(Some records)
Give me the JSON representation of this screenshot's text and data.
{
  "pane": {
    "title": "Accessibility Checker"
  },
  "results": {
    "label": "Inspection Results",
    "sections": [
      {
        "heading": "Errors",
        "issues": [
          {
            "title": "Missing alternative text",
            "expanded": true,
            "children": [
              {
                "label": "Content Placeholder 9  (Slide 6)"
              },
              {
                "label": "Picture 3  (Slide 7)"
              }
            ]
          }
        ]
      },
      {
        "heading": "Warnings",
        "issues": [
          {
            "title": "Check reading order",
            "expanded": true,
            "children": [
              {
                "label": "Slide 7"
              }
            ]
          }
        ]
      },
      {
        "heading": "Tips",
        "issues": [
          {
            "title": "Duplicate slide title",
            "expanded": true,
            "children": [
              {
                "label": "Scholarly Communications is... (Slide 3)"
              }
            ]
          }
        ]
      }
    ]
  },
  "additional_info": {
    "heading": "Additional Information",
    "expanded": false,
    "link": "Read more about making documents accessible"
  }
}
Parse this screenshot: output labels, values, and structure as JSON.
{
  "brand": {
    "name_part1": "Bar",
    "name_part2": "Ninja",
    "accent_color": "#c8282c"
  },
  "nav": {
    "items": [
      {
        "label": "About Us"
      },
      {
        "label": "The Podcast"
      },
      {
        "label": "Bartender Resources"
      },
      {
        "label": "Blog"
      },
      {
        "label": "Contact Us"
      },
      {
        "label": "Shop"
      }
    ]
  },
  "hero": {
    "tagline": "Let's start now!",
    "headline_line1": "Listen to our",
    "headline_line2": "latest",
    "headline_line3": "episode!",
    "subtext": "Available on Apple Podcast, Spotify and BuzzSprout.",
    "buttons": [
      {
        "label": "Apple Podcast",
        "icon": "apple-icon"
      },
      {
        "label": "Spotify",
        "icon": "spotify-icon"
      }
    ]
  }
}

(GIVEN PROBLEM)
Print the listing above in full, exactly as it is.

(FULL SOLUTION)
Give me the JSON representation of this screenshot's text and data.
{
  "pane": {
    "title": "Accessibility Checker"
  },
  "results": {
    "label": "Inspection Results",
    "sections": [
      {
        "heading": "Errors",
        "issues": [
          {
            "title": "Missing alternative text",
            "expanded": true,
            "children": [
              {
                "label": "Content Placeholder 9  (Slide 6)"
              },
              {
                "label": "Picture 3  (Slide 7)"
              }
            ]
          }
        ]
      },
      {
        "heading": "Warnings",
        "issues": [
          {
            "title": "Check reading order",
            "expanded": true,
            "children": [
              {
                "label": "Slide 7"
              }
            ]
          }
        ]
      },
      {
        "heading": "Tips",
        "issues": [
          {
            "title": "Duplicate slide title",
            "expanded": true,
            "children": [
              {
                "label": "Scholarly Communications is... (Slide 3)"
              }
            ]
          }
        ]
      }
    ]
  },
  "additional_info": {
    "heading": "Additional Information",
    "expanded": false,
    "link": "Read more about making documents accessible"
  }
}
Parse this screenshot: output labels, values, and structure as JSON.
{
  "brand": {
    "name_part1": "Bar",
    "name_part2": "Ninja",
    "accent_color": "#c8282c"
  },
  "nav": {
    "items": [
      {
        "label": "About Us"
      },
      {
        "label": "The Podcast"
      },
      {
        "label": "Bartender Resources"
      },
      {
        "label": "Blog"
      },
      {
        "label": "Contact Us"
      },
      {
        "label": "Shop"
      }
    ]
  },
  "hero": {
    "tagline": "Let's start now!",
    "headline_line1": "Listen to our",
    "headline_line2": "latest",
    "headline_line3": "episode!",
    "subtext": "Available on Apple Podcast, Spotify and BuzzSprout.",
    "buttons": [
      {
        "label": "Apple Podcast",
        "icon": "apple-icon"
      },
      {
        "label": "Spotify",
        "icon": "spotify-icon"
      }
    ]
  }
}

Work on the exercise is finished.